Start Provided data
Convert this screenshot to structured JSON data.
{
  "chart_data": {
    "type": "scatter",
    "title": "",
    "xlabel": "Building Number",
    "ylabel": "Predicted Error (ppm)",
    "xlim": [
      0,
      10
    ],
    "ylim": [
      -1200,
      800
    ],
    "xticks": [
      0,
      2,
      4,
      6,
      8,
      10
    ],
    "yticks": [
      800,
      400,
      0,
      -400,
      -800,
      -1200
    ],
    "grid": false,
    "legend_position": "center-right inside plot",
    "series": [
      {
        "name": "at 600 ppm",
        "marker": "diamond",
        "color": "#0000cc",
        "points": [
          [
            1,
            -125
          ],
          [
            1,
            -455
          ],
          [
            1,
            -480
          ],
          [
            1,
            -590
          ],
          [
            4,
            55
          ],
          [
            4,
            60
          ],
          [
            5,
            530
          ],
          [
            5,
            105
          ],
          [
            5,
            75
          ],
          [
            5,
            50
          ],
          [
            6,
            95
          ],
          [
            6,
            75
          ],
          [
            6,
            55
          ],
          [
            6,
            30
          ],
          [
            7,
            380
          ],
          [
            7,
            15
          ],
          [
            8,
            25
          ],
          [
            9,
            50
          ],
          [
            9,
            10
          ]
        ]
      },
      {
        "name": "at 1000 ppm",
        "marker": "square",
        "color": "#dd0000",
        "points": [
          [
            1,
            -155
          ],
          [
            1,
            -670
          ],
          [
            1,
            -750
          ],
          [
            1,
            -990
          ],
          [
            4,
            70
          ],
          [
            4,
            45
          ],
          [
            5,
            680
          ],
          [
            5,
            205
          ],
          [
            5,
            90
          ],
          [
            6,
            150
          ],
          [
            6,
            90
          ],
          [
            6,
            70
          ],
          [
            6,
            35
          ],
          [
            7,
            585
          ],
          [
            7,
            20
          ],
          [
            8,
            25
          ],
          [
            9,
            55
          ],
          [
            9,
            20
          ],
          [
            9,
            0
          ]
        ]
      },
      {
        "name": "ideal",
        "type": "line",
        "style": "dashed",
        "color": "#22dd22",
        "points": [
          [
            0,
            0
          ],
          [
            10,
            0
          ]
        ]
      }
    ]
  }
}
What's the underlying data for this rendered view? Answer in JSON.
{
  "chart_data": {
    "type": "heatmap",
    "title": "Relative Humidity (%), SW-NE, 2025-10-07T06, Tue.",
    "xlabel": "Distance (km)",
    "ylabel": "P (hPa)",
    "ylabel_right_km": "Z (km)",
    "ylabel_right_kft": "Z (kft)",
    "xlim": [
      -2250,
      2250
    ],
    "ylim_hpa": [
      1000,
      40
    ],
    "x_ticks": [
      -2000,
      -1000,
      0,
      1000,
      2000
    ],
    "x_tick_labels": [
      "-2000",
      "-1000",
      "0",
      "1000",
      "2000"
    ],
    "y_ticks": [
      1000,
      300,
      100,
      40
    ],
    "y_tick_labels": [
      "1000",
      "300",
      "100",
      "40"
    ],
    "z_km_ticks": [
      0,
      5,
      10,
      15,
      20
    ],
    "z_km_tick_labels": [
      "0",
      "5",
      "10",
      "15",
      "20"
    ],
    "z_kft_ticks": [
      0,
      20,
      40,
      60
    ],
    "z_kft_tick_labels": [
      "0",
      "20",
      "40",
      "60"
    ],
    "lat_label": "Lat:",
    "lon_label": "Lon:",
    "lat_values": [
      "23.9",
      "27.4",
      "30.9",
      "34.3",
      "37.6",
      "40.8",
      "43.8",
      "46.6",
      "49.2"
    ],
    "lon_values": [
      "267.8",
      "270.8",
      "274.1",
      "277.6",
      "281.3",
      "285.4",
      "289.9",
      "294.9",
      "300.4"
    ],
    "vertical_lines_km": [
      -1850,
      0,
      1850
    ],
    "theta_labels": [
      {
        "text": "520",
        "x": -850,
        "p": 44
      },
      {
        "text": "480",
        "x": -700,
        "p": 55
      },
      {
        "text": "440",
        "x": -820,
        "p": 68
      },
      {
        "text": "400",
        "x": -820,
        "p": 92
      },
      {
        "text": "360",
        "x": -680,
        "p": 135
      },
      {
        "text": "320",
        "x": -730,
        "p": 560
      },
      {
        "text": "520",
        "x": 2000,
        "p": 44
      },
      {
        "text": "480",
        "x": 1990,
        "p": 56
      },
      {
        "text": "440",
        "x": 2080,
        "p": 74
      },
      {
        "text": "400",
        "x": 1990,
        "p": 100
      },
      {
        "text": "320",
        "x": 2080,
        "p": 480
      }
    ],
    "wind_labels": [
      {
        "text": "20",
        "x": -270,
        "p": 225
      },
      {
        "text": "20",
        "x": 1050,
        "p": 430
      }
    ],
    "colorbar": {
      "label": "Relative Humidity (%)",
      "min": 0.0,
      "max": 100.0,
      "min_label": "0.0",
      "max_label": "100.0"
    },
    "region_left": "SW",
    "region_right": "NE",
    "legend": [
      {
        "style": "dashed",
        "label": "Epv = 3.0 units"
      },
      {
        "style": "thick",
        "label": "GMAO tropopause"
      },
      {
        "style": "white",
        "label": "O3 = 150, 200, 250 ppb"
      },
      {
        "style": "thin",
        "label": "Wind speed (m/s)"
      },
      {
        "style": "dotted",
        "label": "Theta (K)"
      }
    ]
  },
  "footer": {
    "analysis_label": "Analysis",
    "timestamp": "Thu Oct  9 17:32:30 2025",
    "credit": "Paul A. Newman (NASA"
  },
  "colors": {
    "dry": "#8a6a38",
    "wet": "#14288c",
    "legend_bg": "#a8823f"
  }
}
End Provided data
Short problem: Set all of the entries down again, exactly as they were given.

Result for this task:
Convert this screenshot to structured JSON data.
{
  "chart_data": {
    "type": "scatter",
    "title": "",
    "xlabel": "Building Number",
    "ylabel": "Predicted Error (ppm)",
    "xlim": [
      0,
      10
    ],
    "ylim": [
      -1200,
      800
    ],
    "xticks": [
      0,
      2,
      4,
      6,
      8,
      10
    ],
    "yticks": [
      800,
      400,
      0,
      -400,
      -800,
      -1200
    ],
    "grid": false,
    "legend_position": "center-right inside plot",
    "series": [
      {
        "name": "at 600 ppm",
        "marker": "diamond",
        "color": "#0000cc",
        "points": [
          [
            1,
            -125
          ],
          [
            1,
            -455
          ],
          [
            1,
            -480
          ],
          [
            1,
            -590
          ],
          [
            4,
            55
          ],
          [
            4,
            60
          ],
          [
            5,
            530
          ],
          [
            5,
            105
          ],
          [
            5,
            75
          ],
          [
            5,
            50
          ],
          [
            6,
            95
          ],
          [
            6,
            75
          ],
          [
            6,
            55
          ],
          [
            6,
            30
          ],
          [
            7,
            380
          ],
          [
            7,
            15
          ],
          [
            8,
            25
          ],
          [
            9,
            50
          ],
          [
            9,
            10
          ]
        ]
      },
      {
        "name": "at 1000 ppm",
        "marker": "square",
        "color": "#dd0000",
        "points": [
          [
            1,
            -155
          ],
          [
            1,
            -670
          ],
          [
            1,
            -750
          ],
          [
            1,
            -990
          ],
          [
            4,
            70
          ],
          [
            4,
            45
          ],
          [
            5,
            680
          ],
          [
            5,
            205
          ],
          [
            5,
            90
          ],
          [
            6,
            150
          ],
          [
            6,
            90
          ],
          [
            6,
            70
          ],
          [
            6,
            35
          ],
          [
            7,
            585
          ],
          [
            7,
            20
          ],
          [
            8,
            25
          ],
          [
            9,
            55
          ],
          [
            9,
            20
          ],
          [
            9,
            0
          ]
        ]
      },
      {
        "name": "ideal",
        "type": "line",
        "style": "dashed",
        "color": "#22dd22",
        "points": [
          [
            0,
            0
          ],
          [
            10,
            0
          ]
        ]
      }
    ]
  }
}
What's the underlying data for this rendered view? Answer in JSON.
{
  "chart_data": {
    "type": "heatmap",
    "title": "Relative Humidity (%), SW-NE, 2025-10-07T06, Tue.",
    "xlabel": "Distance (km)",
    "ylabel": "P (hPa)",
    "ylabel_right_km": "Z (km)",
    "ylabel_right_kft": "Z (kft)",
    "xlim": [
      -2250,
      2250
    ],
    "ylim_hpa": [
      1000,
      40
    ],
    "x_ticks": [
      -2000,
      -1000,
      0,
      1000,
      2000
    ],
    "x_tick_labels": [
      "-2000",
      "-1000",
      "0",
      "1000",
      "2000"
    ],
    "y_ticks": [
      1000,
      300,
      100,
      40
    ],
    "y_tick_labels": [
      "1000",
      "300",
      "100",
      "40"
    ],
    "z_km_ticks": [
      0,
      5,
      10,
      15,
      20
    ],
    "z_km_tick_labels": [
      "0",
      "5",
      "10",
      "15",
      "20"
    ],
    "z_kft_ticks": [
      0,
      20,
      40,
      60
    ],
    "z_kft_tick_labels": [
      "0",
      "20",
      "40",
      "60"
    ],
    "lat_label": "Lat:",
    "lon_label": "Lon:",
    "lat_values": [
      "23.9",
      "27.4",
      "30.9",
      "34.3",
      "37.6",
      "40.8",
      "43.8",
      "46.6",
      "49.2"
    ],
    "lon_values": [
      "267.8",
      "270.8",
      "274.1",
      "277.6",
      "281.3",
      "285.4",
      "289.9",
      "294.9",
      "300.4"
    ],
    "vertical_lines_km": [
      -1850,
      0,
      1850
    ],
    "theta_labels": [
      {
        "text": "520",
        "x": -850,
        "p": 44
      },
      {
        "text": "480",
        "x": -700,
        "p": 55
      },
      {
        "text": "440",
        "x": -820,
        "p": 68
      },
      {
        "text": "400",
        "x": -820,
        "p": 92
      },
      {
        "text": "360",
        "x": -680,
        "p": 135
      },
      {
        "text": "320",
        "x": -730,
        "p": 560
      },
      {
        "text": "520",
        "x": 2000,
        "p": 44
      },
      {
        "text": "480",
        "x": 1990,
        "p": 56
      },
      {
        "text": "440",
        "x": 2080,
        "p": 74
      },
      {
        "text": "400",
        "x": 1990,
        "p": 100
      },
      {
        "text": "320",
        "x": 2080,
        "p": 480
      }
    ],
    "wind_labels": [
      {
        "text": "20",
        "x": -270,
        "p": 225
      },
      {
        "text": "20",
        "x": 1050,
        "p": 430
      }
    ],
    "colorbar": {
      "label": "Relative Humidity (%)",
      "min": 0.0,
      "max": 100.0,
      "min_label": "0.0",
      "max_label": "100.0"
    },
    "region_left": "SW",
    "region_right": "NE",
    "legend": [
      {
        "style": "dashed",
        "label": "Epv = 3.0 units"
      },
      {
        "style": "thick",
        "label": "GMAO tropopause"
      },
      {
        "style": "white",
        "label": "O3 = 150, 200, 250 ppb"
      },
      {
        "style": "thin",
        "label": "Wind speed (m/s)"
      },
      {
        "style": "dotted",
        "label": "Theta (K)"
      }
    ]
  },
  "footer": {
    "analysis_label": "Analysis",
    "timestamp": "Thu Oct  9 17:32:30 2025",
    "credit": "Paul A. Newman (NASA"
  },
  "colors": {
    "dry": "#8a6a38",
    "wet": "#14288c",
    "legend_bg": "#a8823f"
  }
}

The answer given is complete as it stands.